--- EXERCISE DESCRIPTION ---
Reproduce the lines of the material exactly, excluding every image.

## begin

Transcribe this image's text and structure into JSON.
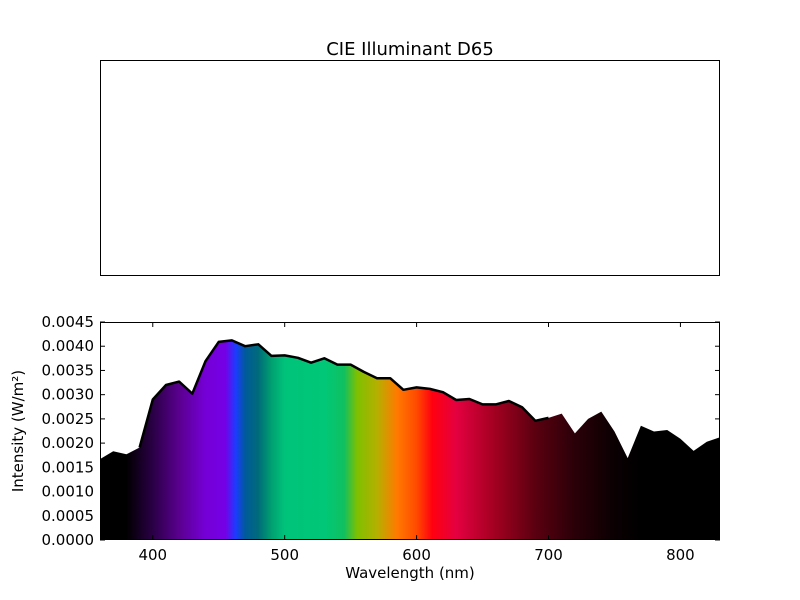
{
  "chart_data": [
    {
      "type": "blank",
      "title": "CIE Illuminant D65"
    },
    {
      "type": "area",
      "xlabel": "Wavelength (nm)",
      "ylabel": "Intensity (W/m²)",
      "xlim": [
        360,
        830
      ],
      "ylim": [
        0,
        0.0045
      ],
      "xticks": [
        400,
        500,
        600,
        700,
        800
      ],
      "yticks": [
        0.0,
        0.0005,
        0.001,
        0.0015,
        0.002,
        0.0025,
        0.003,
        0.0035,
        0.004,
        0.0045
      ],
      "xtick_labels": [
        "400",
        "500",
        "600",
        "700",
        "800"
      ],
      "ytick_labels": [
        "0.0000",
        "0.0005",
        "0.0010",
        "0.0015",
        "0.0020",
        "0.0025",
        "0.0030",
        "0.0035",
        "0.0040",
        "0.0045"
      ],
      "fill": "visible-spectrum gradient",
      "line_color": "#000000",
      "series": [
        {
          "x": [
            360,
            370,
            380,
            390,
            400,
            410,
            420,
            430,
            440,
            450,
            460,
            470,
            480,
            490,
            500,
            510,
            520,
            530,
            540,
            550,
            560,
            570,
            580,
            590,
            600,
            610,
            620,
            630,
            640,
            650,
            660,
            670,
            680,
            690,
            700,
            710,
            720,
            730,
            740,
            750,
            760,
            770,
            780,
            790,
            800,
            810,
            820,
            830
          ],
          "values": [
            0.00167,
            0.00183,
            0.00177,
            0.00191,
            0.0029,
            0.0032,
            0.00327,
            0.00302,
            0.00369,
            0.00409,
            0.00412,
            0.004,
            0.00404,
            0.0038,
            0.00381,
            0.00376,
            0.00366,
            0.00375,
            0.00362,
            0.00362,
            0.00347,
            0.00334,
            0.00334,
            0.0031,
            0.00315,
            0.00312,
            0.00305,
            0.00289,
            0.00291,
            0.0028,
            0.0028,
            0.00287,
            0.00274,
            0.00246,
            0.00252,
            0.00261,
            0.0022,
            0.0025,
            0.00265,
            0.00224,
            0.00169,
            0.00236,
            0.00224,
            0.00227,
            0.00209,
            0.00184,
            0.00203,
            0.00212
          ]
        }
      ]
    }
  ]
}
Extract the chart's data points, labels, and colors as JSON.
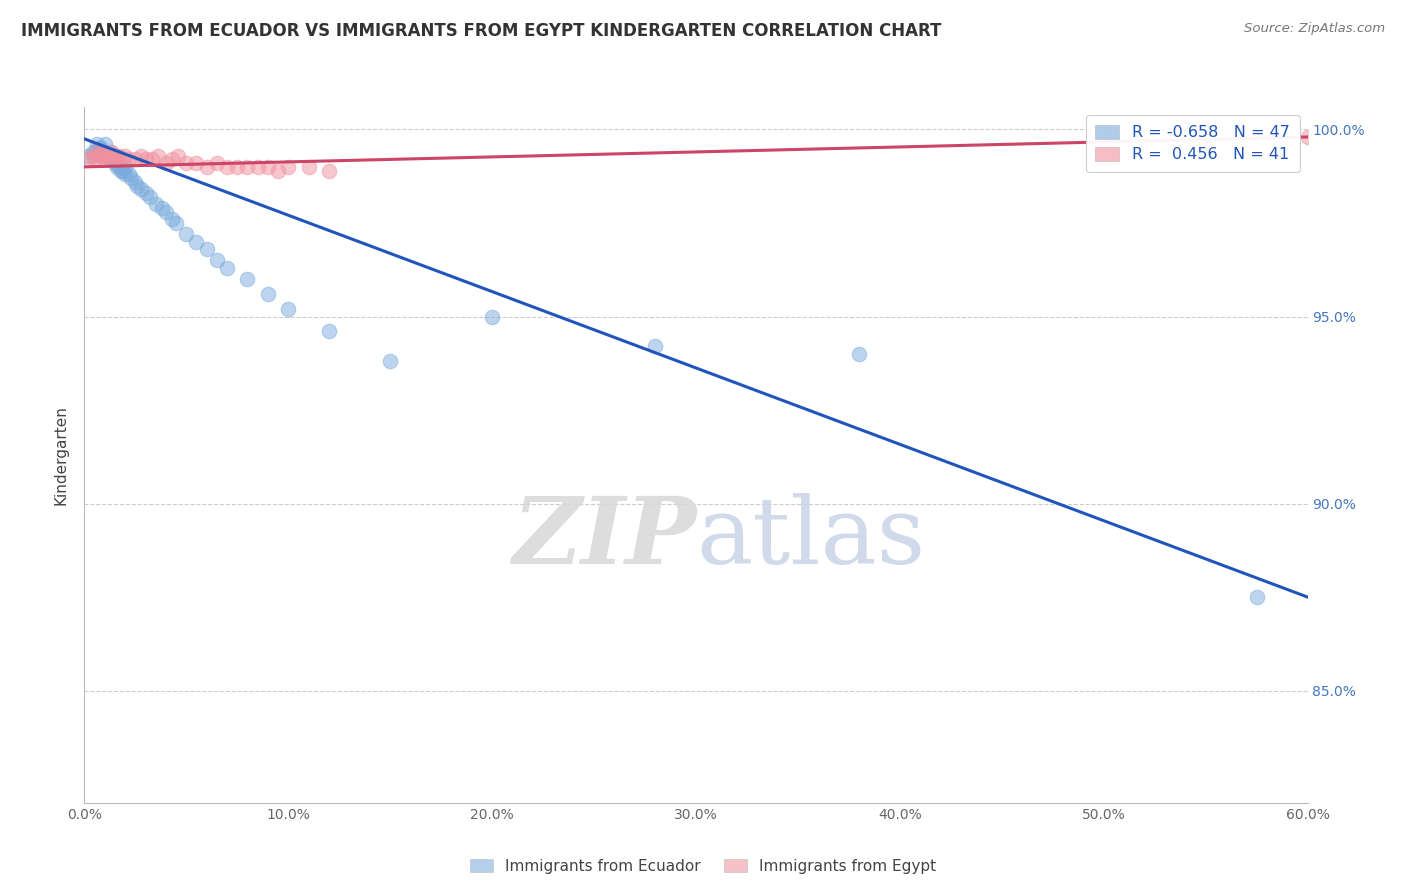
{
  "title": "IMMIGRANTS FROM ECUADOR VS IMMIGRANTS FROM EGYPT KINDERGARTEN CORRELATION CHART",
  "source": "Source: ZipAtlas.com",
  "ylabel": "Kindergarten",
  "watermark_zip": "ZIP",
  "watermark_atlas": "atlas",
  "legend_ecuador": "Immigrants from Ecuador",
  "legend_egypt": "Immigrants from Egypt",
  "ecuador_R": -0.658,
  "ecuador_N": 47,
  "egypt_R": 0.456,
  "egypt_N": 41,
  "ecuador_color": "#7aabdc",
  "egypt_color": "#f0919e",
  "ecuador_line_color": "#2255bb",
  "egypt_line_color": "#cc4466",
  "xlim": [
    0.0,
    0.6
  ],
  "ylim": [
    0.82,
    1.006
  ],
  "yticks": [
    0.85,
    0.9,
    0.95,
    1.0
  ],
  "ytick_labels": [
    "85.0%",
    "90.0%",
    "95.0%",
    "100.0%"
  ],
  "xticks": [
    0.0,
    0.1,
    0.2,
    0.3,
    0.4,
    0.5,
    0.6
  ],
  "xtick_labels": [
    "0.0%",
    "10.0%",
    "20.0%",
    "30.0%",
    "40.0%",
    "50.0%",
    "60.0%"
  ],
  "ecuador_x": [
    0.002,
    0.004,
    0.005,
    0.006,
    0.007,
    0.008,
    0.009,
    0.01,
    0.01,
    0.011,
    0.012,
    0.013,
    0.014,
    0.015,
    0.015,
    0.016,
    0.017,
    0.018,
    0.019,
    0.02,
    0.02,
    0.022,
    0.023,
    0.025,
    0.026,
    0.028,
    0.03,
    0.032,
    0.035,
    0.038,
    0.04,
    0.043,
    0.045,
    0.05,
    0.055,
    0.06,
    0.065,
    0.07,
    0.08,
    0.09,
    0.1,
    0.12,
    0.15,
    0.2,
    0.28,
    0.38,
    0.575
  ],
  "ecuador_y": [
    0.993,
    0.994,
    0.994,
    0.996,
    0.995,
    0.995,
    0.994,
    0.993,
    0.996,
    0.993,
    0.992,
    0.994,
    0.992,
    0.991,
    0.993,
    0.99,
    0.99,
    0.989,
    0.989,
    0.988,
    0.99,
    0.988,
    0.987,
    0.986,
    0.985,
    0.984,
    0.983,
    0.982,
    0.98,
    0.979,
    0.978,
    0.976,
    0.975,
    0.972,
    0.97,
    0.968,
    0.965,
    0.963,
    0.96,
    0.956,
    0.952,
    0.946,
    0.938,
    0.95,
    0.942,
    0.94,
    0.875
  ],
  "egypt_x": [
    0.002,
    0.004,
    0.005,
    0.006,
    0.007,
    0.008,
    0.009,
    0.01,
    0.011,
    0.012,
    0.013,
    0.014,
    0.015,
    0.016,
    0.017,
    0.018,
    0.02,
    0.022,
    0.025,
    0.028,
    0.03,
    0.033,
    0.036,
    0.04,
    0.043,
    0.046,
    0.05,
    0.055,
    0.06,
    0.065,
    0.07,
    0.075,
    0.08,
    0.085,
    0.09,
    0.095,
    0.1,
    0.11,
    0.12,
    0.55,
    0.6
  ],
  "egypt_y": [
    0.992,
    0.993,
    0.992,
    0.994,
    0.993,
    0.993,
    0.994,
    0.992,
    0.993,
    0.993,
    0.994,
    0.993,
    0.992,
    0.993,
    0.993,
    0.992,
    0.993,
    0.992,
    0.992,
    0.993,
    0.992,
    0.992,
    0.993,
    0.991,
    0.992,
    0.993,
    0.991,
    0.991,
    0.99,
    0.991,
    0.99,
    0.99,
    0.99,
    0.99,
    0.99,
    0.989,
    0.99,
    0.99,
    0.989,
    0.997,
    0.998
  ],
  "ecuador_line_x": [
    0.0,
    0.6
  ],
  "ecuador_line_y": [
    0.9975,
    0.875
  ],
  "egypt_line_x": [
    0.0,
    0.6
  ],
  "egypt_line_y": [
    0.99,
    0.998
  ]
}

## end

--- OUTPUT FOR THIS EXERCISE ---
Transcribe this image's text and structure into JSON.
{
  "chart_data": [
    {
      "type": "blank",
      "title": "CIE Illuminant D65"
    },
    {
      "type": "area",
      "xlabel": "Wavelength (nm)",
      "ylabel": "Intensity (W/m²)",
      "xlim": [
        360,
        830
      ],
      "ylim": [
        0,
        0.0045
      ],
      "xticks": [
        400,
        500,
        600,
        700,
        800
      ],
      "yticks": [
        0.0,
        0.0005,
        0.001,
        0.0015,
        0.002,
        0.0025,
        0.003,
        0.0035,
        0.004,
        0.0045
      ],
      "xtick_labels": [
        "400",
        "500",
        "600",
        "700",
        "800"
      ],
      "ytick_labels": [
        "0.0000",
        "0.0005",
        "0.0010",
        "0.0015",
        "0.0020",
        "0.0025",
        "0.0030",
        "0.0035",
        "0.0040",
        "0.0045"
      ],
      "fill": "visible-spectrum gradient",
      "line_color": "#000000",
      "series": [
        {
          "x": [
            360,
            370,
            380,
            390,
            400,
            410,
            420,
            430,
            440,
            450,
            460,
            470,
            480,
            490,
            500,
            510,
            520,
            530,
            540,
            550,
            560,
            570,
            580,
            590,
            600,
            610,
            620,
            630,
            640,
            650,
            660,
            670,
            680,
            690,
            700,
            710,
            720,
            730,
            740,
            750,
            760,
            770,
            780,
            790,
            800,
            810,
            820,
            830
          ],
          "values": [
            0.00167,
            0.00183,
            0.00177,
            0.00191,
            0.0029,
            0.0032,
            0.00327,
            0.00302,
            0.00369,
            0.00409,
            0.00412,
            0.004,
            0.00404,
            0.0038,
            0.00381,
            0.00376,
            0.00366,
            0.00375,
            0.00362,
            0.00362,
            0.00347,
            0.00334,
            0.00334,
            0.0031,
            0.00315,
            0.00312,
            0.00305,
            0.00289,
            0.00291,
            0.0028,
            0.0028,
            0.00287,
            0.00274,
            0.00246,
            0.00252,
            0.00261,
            0.0022,
            0.0025,
            0.00265,
            0.00224,
            0.00169,
            0.00236,
            0.00224,
            0.00227,
            0.00209,
            0.00184,
            0.00203,
            0.00212
          ]
        }
      ]
    }
  ]
}
Extract the chart's data points, labels, and colors as JSON.
{
  "title": "IMMIGRANTS FROM ECUADOR VS IMMIGRANTS FROM EGYPT KINDERGARTEN CORRELATION CHART",
  "source": "Source: ZipAtlas.com",
  "ylabel": "Kindergarten",
  "watermark_zip": "ZIP",
  "watermark_atlas": "atlas",
  "legend_ecuador": "Immigrants from Ecuador",
  "legend_egypt": "Immigrants from Egypt",
  "ecuador_R": -0.658,
  "ecuador_N": 47,
  "egypt_R": 0.456,
  "egypt_N": 41,
  "ecuador_color": "#7aabdc",
  "egypt_color": "#f0919e",
  "ecuador_line_color": "#2255bb",
  "egypt_line_color": "#cc4466",
  "xlim": [
    0.0,
    0.6
  ],
  "ylim": [
    0.82,
    1.006
  ],
  "yticks": [
    0.85,
    0.9,
    0.95,
    1.0
  ],
  "ytick_labels": [
    "85.0%",
    "90.0%",
    "95.0%",
    "100.0%"
  ],
  "xticks": [
    0.0,
    0.1,
    0.2,
    0.3,
    0.4,
    0.5,
    0.6
  ],
  "xtick_labels": [
    "0.0%",
    "10.0%",
    "20.0%",
    "30.0%",
    "40.0%",
    "50.0%",
    "60.0%"
  ],
  "ecuador_x": [
    0.002,
    0.004,
    0.005,
    0.006,
    0.007,
    0.008,
    0.009,
    0.01,
    0.01,
    0.011,
    0.012,
    0.013,
    0.014,
    0.015,
    0.015,
    0.016,
    0.017,
    0.018,
    0.019,
    0.02,
    0.02,
    0.022,
    0.023,
    0.025,
    0.026,
    0.028,
    0.03,
    0.032,
    0.035,
    0.038,
    0.04,
    0.043,
    0.045,
    0.05,
    0.055,
    0.06,
    0.065,
    0.07,
    0.08,
    0.09,
    0.1,
    0.12,
    0.15,
    0.2,
    0.28,
    0.38,
    0.575
  ],
  "ecuador_y": [
    0.993,
    0.994,
    0.994,
    0.996,
    0.995,
    0.995,
    0.994,
    0.993,
    0.996,
    0.993,
    0.992,
    0.994,
    0.992,
    0.991,
    0.993,
    0.99,
    0.99,
    0.989,
    0.989,
    0.988,
    0.99,
    0.988,
    0.987,
    0.986,
    0.985,
    0.984,
    0.983,
    0.982,
    0.98,
    0.979,
    0.978,
    0.976,
    0.975,
    0.972,
    0.97,
    0.968,
    0.965,
    0.963,
    0.96,
    0.956,
    0.952,
    0.946,
    0.938,
    0.95,
    0.942,
    0.94,
    0.875
  ],
  "egypt_x": [
    0.002,
    0.004,
    0.005,
    0.006,
    0.007,
    0.008,
    0.009,
    0.01,
    0.011,
    0.012,
    0.013,
    0.014,
    0.015,
    0.016,
    0.017,
    0.018,
    0.02,
    0.022,
    0.025,
    0.028,
    0.03,
    0.033,
    0.036,
    0.04,
    0.043,
    0.046,
    0.05,
    0.055,
    0.06,
    0.065,
    0.07,
    0.075,
    0.08,
    0.085,
    0.09,
    0.095,
    0.1,
    0.11,
    0.12,
    0.55,
    0.6
  ],
  "egypt_y": [
    0.992,
    0.993,
    0.992,
    0.994,
    0.993,
    0.993,
    0.994,
    0.992,
    0.993,
    0.993,
    0.994,
    0.993,
    0.992,
    0.993,
    0.993,
    0.992,
    0.993,
    0.992,
    0.992,
    0.993,
    0.992,
    0.992,
    0.993,
    0.991,
    0.992,
    0.993,
    0.991,
    0.991,
    0.99,
    0.991,
    0.99,
    0.99,
    0.99,
    0.99,
    0.99,
    0.989,
    0.99,
    0.99,
    0.989,
    0.997,
    0.998
  ],
  "ecuador_line_x": [
    0.0,
    0.6
  ],
  "ecuador_line_y": [
    0.9975,
    0.875
  ],
  "egypt_line_x": [
    0.0,
    0.6
  ],
  "egypt_line_y": [
    0.99,
    0.998
  ]
}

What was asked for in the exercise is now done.